## Begin

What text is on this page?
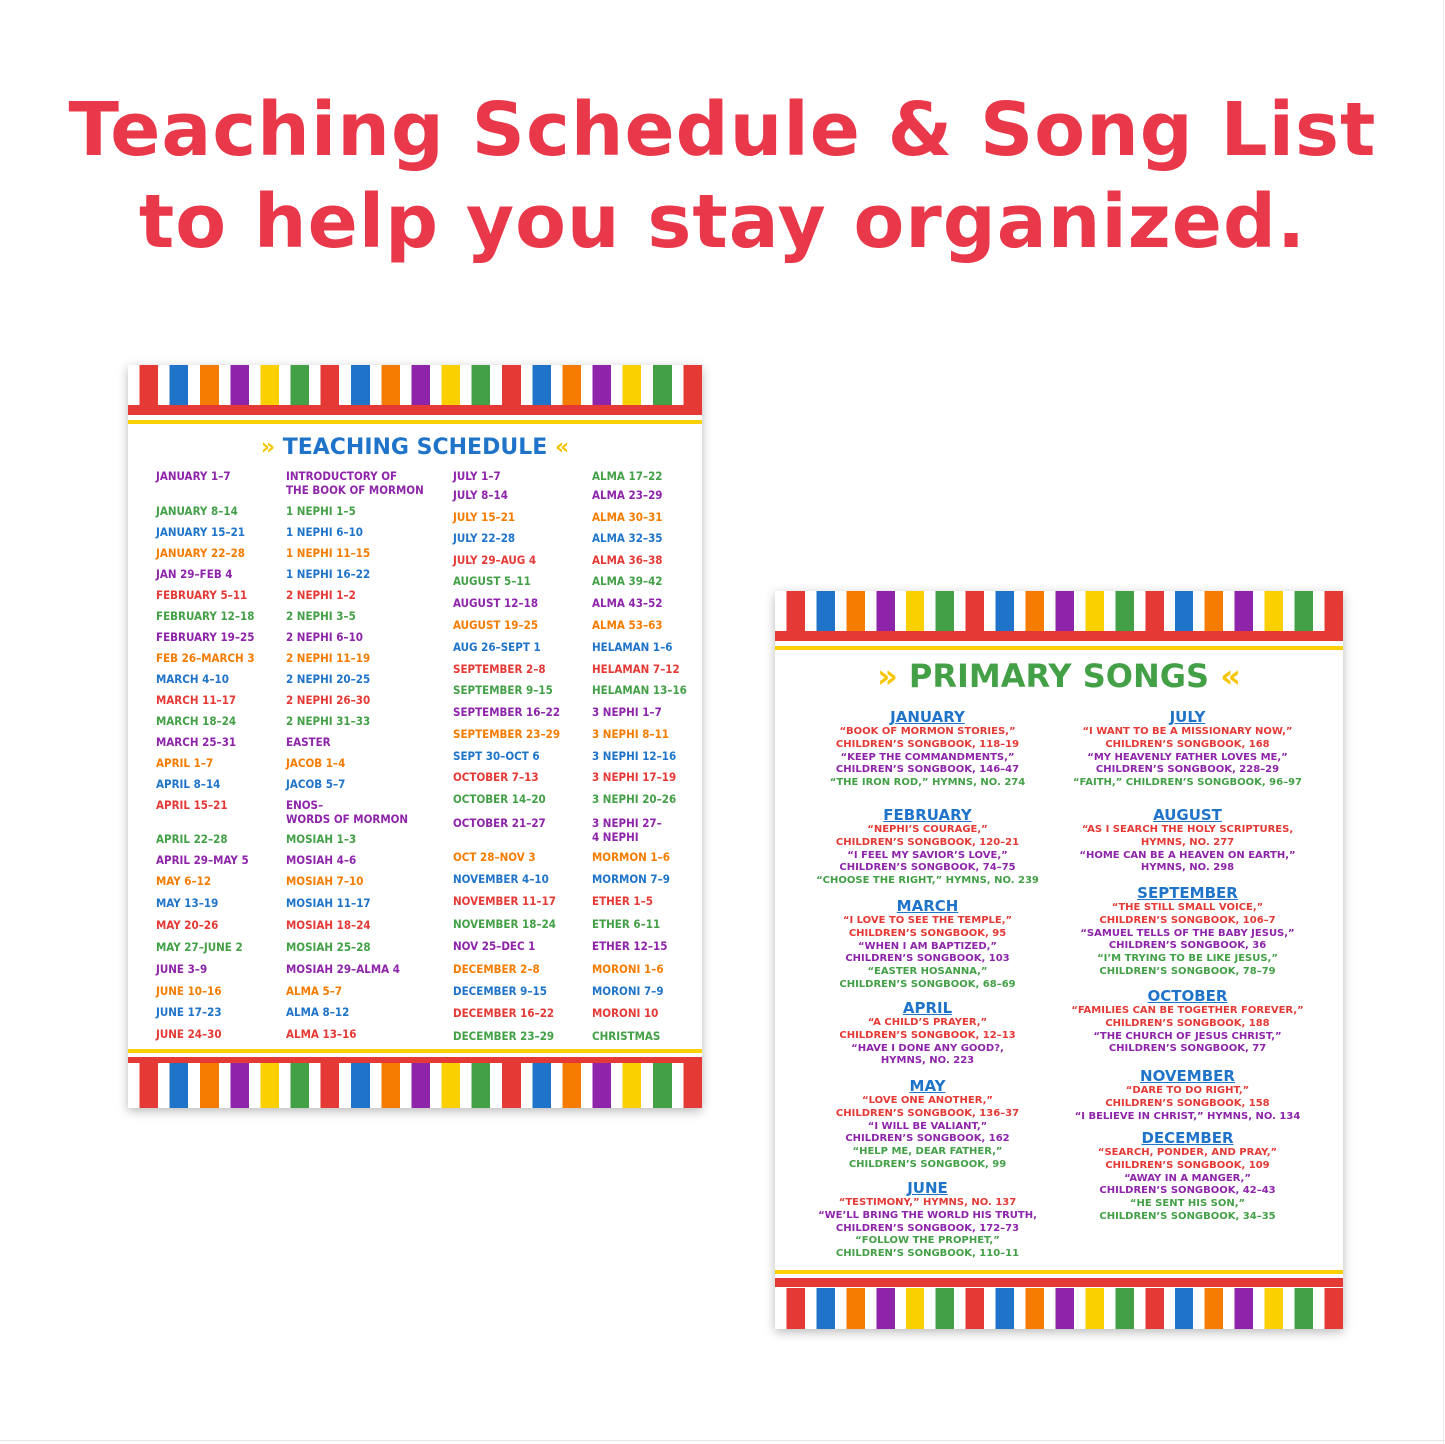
Teaching Schedule & Song List
to help you stay organized.
» TEACHING SCHEDULE «
JANUARY 1–7
JANUARY 8–14
JANUARY 15–21
JANUARY 22–28
JAN 29–FEB 4
FEBRUARY 5–11
FEBRUARY 12–18
FEBRUARY 19–25
FEB 26–MARCH 3
MARCH 4–10
MARCH 11–17
MARCH 18–24
MARCH 25–31
APRIL 1–7
APRIL 8–14
APRIL 15–21
APRIL 22–28
APRIL 29–MAY 5
MAY 6–12
MAY 13–19
MAY 20–26
MAY 27–JUNE 2
JUNE 3–9
JUNE 10–16
JUNE 17–23
JUNE 24–30
INTRODUCTORY OF
THE BOOK OF MORMON
1 NEPHI 1–5
1 NEPHI 6–10
1 NEPHI 11–15
1 NEPHI 16–22
2 NEPHI 1–2
2 NEPHI 3–5
2 NEPHI 6–10
2 NEPHI 11–19
2 NEPHI 20–25
2 NEPHI 26–30
2 NEPHI 31–33
EASTER
JACOB 1–4
JACOB 5–7
ENOS–
WORDS OF MORMON
MOSIAH 1–3
MOSIAH 4–6
MOSIAH 7–10
MOSIAH 11–17
MOSIAH 18–24
MOSIAH 25–28
MOSIAH 29–ALMA 4
ALMA 5–7
ALMA 8–12
ALMA 13–16
JULY 1–7
JULY 8–14
JULY 15–21
JULY 22–28
JULY 29–AUG 4
AUGUST 5–11
AUGUST 12–18
AUGUST 19–25
AUG 26–SEPT 1
SEPTEMBER 2–8
SEPTEMBER 9–15
SEPTEMBER 16–22
SEPTEMBER 23–29
SEPT 30–OCT 6
OCTOBER 7–13
OCTOBER 14–20
OCTOBER 21–27
OCT 28–NOV 3
NOVEMBER 4–10
NOVEMBER 11–17
NOVEMBER 18–24
NOV 25–DEC 1
DECEMBER 2–8
DECEMBER 9–15
DECEMBER 16–22
DECEMBER 23–29
ALMA 17–22
ALMA 23–29
ALMA 30–31
ALMA 32–35
ALMA 36–38
ALMA 39–42
ALMA 43–52
ALMA 53–63
HELAMAN 1–6
HELAMAN 7–12
HELAMAN 13–16
3 NEPHI 1–7
3 NEPHI 8–11
3 NEPHI 12–16
3 NEPHI 17–19
3 NEPHI 20–26
3 NEPHI 27–
4 NEPHI
MORMON 1–6
MORMON 7–9
ETHER 1–5
ETHER 6–11
ETHER 12–15
MORONI 1–6
MORONI 7–9
MORONI 10
CHRISTMAS
» PRIMARY SONGS «
JANUARY
“BOOK OF MORMON STORIES,”
CHILDREN’S SONGBOOK, 118–19
“KEEP THE COMMANDMENTS,”
CHILDREN’S SONGBOOK, 146–47
“THE IRON ROD,” HYMNS, NO. 274
FEBRUARY
“NEPHI’S COURAGE,”
CHILDREN’S SONGBOOK, 120–21
“I FEEL MY SAVIOR’S LOVE,”
CHILDREN’S SONGBOOK, 74–75
“CHOOSE THE RIGHT,” HYMNS, NO. 239
MARCH
“I LOVE TO SEE THE TEMPLE,”
CHILDREN’S SONGBOOK, 95
“WHEN I AM BAPTIZED,”
CHILDREN’S SONGBOOK, 103
“EASTER HOSANNA,”
CHILDREN’S SONGBOOK, 68–69
APRIL
“A CHILD’S PRAYER,”
CHILDREN’S SONGBOOK, 12–13
“HAVE I DONE ANY GOOD?,
HYMNS, NO. 223
MAY
“LOVE ONE ANOTHER,”
CHILDREN’S SONGBOOK, 136–37
“I WILL BE VALIANT,”
CHILDREN’S SONGBOOK, 162
“HELP ME, DEAR FATHER,”
CHILDREN’S SONGBOOK, 99
JUNE
“TESTIMONY,” HYMNS, NO. 137
“WE’LL BRING THE WORLD HIS TRUTH,
CHILDREN’S SONGBOOK, 172–73
“FOLLOW THE PROPHET,”
CHILDREN’S SONGBOOK, 110–11
JULY
“I WANT TO BE A MISSIONARY NOW,”
CHILDREN’S SONGBOOK, 168
“MY HEAVENLY FATHER LOVES ME,”
CHILDREN’S SONGBOOK, 228–29
“FAITH,” CHILDREN’S SONGBOOK, 96–97
AUGUST
“AS I SEARCH THE HOLY SCRIPTURES,
HYMNS, NO. 277
“HOME CAN BE A HEAVEN ON EARTH,”
HYMNS, NO. 298
SEPTEMBER
“THE STILL SMALL VOICE,”
CHILDREN’S SONGBOOK, 106–7
“SAMUEL TELLS OF THE BABY JESUS,”
CHILDREN’S SONGBOOK, 36
“I’M TRYING TO BE LIKE JESUS,”
CHILDREN’S SONGBOOK, 78–79
OCTOBER
“FAMILIES CAN BE TOGETHER FOREVER,”
CHILDREN’S SONGBOOK, 188
“THE CHURCH OF JESUS CHRIST,”
CHILDREN’S SONGBOOK, 77
NOVEMBER
“DARE TO DO RIGHT,”
CHILDREN’S SONGBOOK, 158
“I BELIEVE IN CHRIST,” HYMNS, NO. 134
DECEMBER
“SEARCH, PONDER, AND PRAY,”
CHILDREN’S SONGBOOK, 109
“AWAY IN A MANGER,”
CHILDREN’S SONGBOOK, 42–43
“HE SENT HIS SON,”
CHILDREN’S SONGBOOK, 34–35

## End

[Exercise] Omit the pictures. Output every record above word for word.

[Task result]
What text is on this page?
Teaching Schedule & Song List
to help you stay organized.
» TEACHING SCHEDULE «
JANUARY 1–7
JANUARY 8–14
JANUARY 15–21
JANUARY 22–28
JAN 29–FEB 4
FEBRUARY 5–11
FEBRUARY 12–18
FEBRUARY 19–25
FEB 26–MARCH 3
MARCH 4–10
MARCH 11–17
MARCH 18–24
MARCH 25–31
APRIL 1–7
APRIL 8–14
APRIL 15–21
APRIL 22–28
APRIL 29–MAY 5
MAY 6–12
MAY 13–19
MAY 20–26
MAY 27–JUNE 2
JUNE 3–9
JUNE 10–16
JUNE 17–23
JUNE 24–30
INTRODUCTORY OF
THE BOOK OF MORMON
1 NEPHI 1–5
1 NEPHI 6–10
1 NEPHI 11–15
1 NEPHI 16–22
2 NEPHI 1–2
2 NEPHI 3–5
2 NEPHI 6–10
2 NEPHI 11–19
2 NEPHI 20–25
2 NEPHI 26–30
2 NEPHI 31–33
EASTER
JACOB 1–4
JACOB 5–7
ENOS–
WORDS OF MORMON
MOSIAH 1–3
MOSIAH 4–6
MOSIAH 7–10
MOSIAH 11–17
MOSIAH 18–24
MOSIAH 25–28
MOSIAH 29–ALMA 4
ALMA 5–7
ALMA 8–12
ALMA 13–16
JULY 1–7
JULY 8–14
JULY 15–21
JULY 22–28
JULY 29–AUG 4
AUGUST 5–11
AUGUST 12–18
AUGUST 19–25
AUG 26–SEPT 1
SEPTEMBER 2–8
SEPTEMBER 9–15
SEPTEMBER 16–22
SEPTEMBER 23–29
SEPT 30–OCT 6
OCTOBER 7–13
OCTOBER 14–20
OCTOBER 21–27
OCT 28–NOV 3
NOVEMBER 4–10
NOVEMBER 11–17
NOVEMBER 18–24
NOV 25–DEC 1
DECEMBER 2–8
DECEMBER 9–15
DECEMBER 16–22
DECEMBER 23–29
ALMA 17–22
ALMA 23–29
ALMA 30–31
ALMA 32–35
ALMA 36–38
ALMA 39–42
ALMA 43–52
ALMA 53–63
HELAMAN 1–6
HELAMAN 7–12
HELAMAN 13–16
3 NEPHI 1–7
3 NEPHI 8–11
3 NEPHI 12–16
3 NEPHI 17–19
3 NEPHI 20–26
3 NEPHI 27–
4 NEPHI
MORMON 1–6
MORMON 7–9
ETHER 1–5
ETHER 6–11
ETHER 12–15
MORONI 1–6
MORONI 7–9
MORONI 10
CHRISTMAS
» PRIMARY SONGS «
JANUARY
“BOOK OF MORMON STORIES,”
CHILDREN’S SONGBOOK, 118–19
“KEEP THE COMMANDMENTS,”
CHILDREN’S SONGBOOK, 146–47
“THE IRON ROD,” HYMNS, NO. 274
FEBRUARY
“NEPHI’S COURAGE,”
CHILDREN’S SONGBOOK, 120–21
“I FEEL MY SAVIOR’S LOVE,”
CHILDREN’S SONGBOOK, 74–75
“CHOOSE THE RIGHT,” HYMNS, NO. 239
MARCH
“I LOVE TO SEE THE TEMPLE,”
CHILDREN’S SONGBOOK, 95
“WHEN I AM BAPTIZED,”
CHILDREN’S SONGBOOK, 103
“EASTER HOSANNA,”
CHILDREN’S SONGBOOK, 68–69
APRIL
“A CHILD’S PRAYER,”
CHILDREN’S SONGBOOK, 12–13
“HAVE I DONE ANY GOOD?,
HYMNS, NO. 223
MAY
“LOVE ONE ANOTHER,”
CHILDREN’S SONGBOOK, 136–37
“I WILL BE VALIANT,”
CHILDREN’S SONGBOOK, 162
“HELP ME, DEAR FATHER,”
CHILDREN’S SONGBOOK, 99
JUNE
“TESTIMONY,” HYMNS, NO. 137
“WE’LL BRING THE WORLD HIS TRUTH,
CHILDREN’S SONGBOOK, 172–73
“FOLLOW THE PROPHET,”
CHILDREN’S SONGBOOK, 110–11
JULY
“I WANT TO BE A MISSIONARY NOW,”
CHILDREN’S SONGBOOK, 168
“MY HEAVENLY FATHER LOVES ME,”
CHILDREN’S SONGBOOK, 228–29
“FAITH,” CHILDREN’S SONGBOOK, 96–97
AUGUST
“AS I SEARCH THE HOLY SCRIPTURES,
HYMNS, NO. 277
“HOME CAN BE A HEAVEN ON EARTH,”
HYMNS, NO. 298
SEPTEMBER
“THE STILL SMALL VOICE,”
CHILDREN’S SONGBOOK, 106–7
“SAMUEL TELLS OF THE BABY JESUS,”
CHILDREN’S SONGBOOK, 36
“I’M TRYING TO BE LIKE JESUS,”
CHILDREN’S SONGBOOK, 78–79
OCTOBER
“FAMILIES CAN BE TOGETHER FOREVER,”
CHILDREN’S SONGBOOK, 188
“THE CHURCH OF JESUS CHRIST,”
CHILDREN’S SONGBOOK, 77
NOVEMBER
“DARE TO DO RIGHT,”
CHILDREN’S SONGBOOK, 158
“I BELIEVE IN CHRIST,” HYMNS, NO. 134
DECEMBER
“SEARCH, PONDER, AND PRAY,”
CHILDREN’S SONGBOOK, 109
“AWAY IN A MANGER,”
CHILDREN’S SONGBOOK, 42–43
“HE SENT HIS SON,”
CHILDREN’S SONGBOOK, 34–35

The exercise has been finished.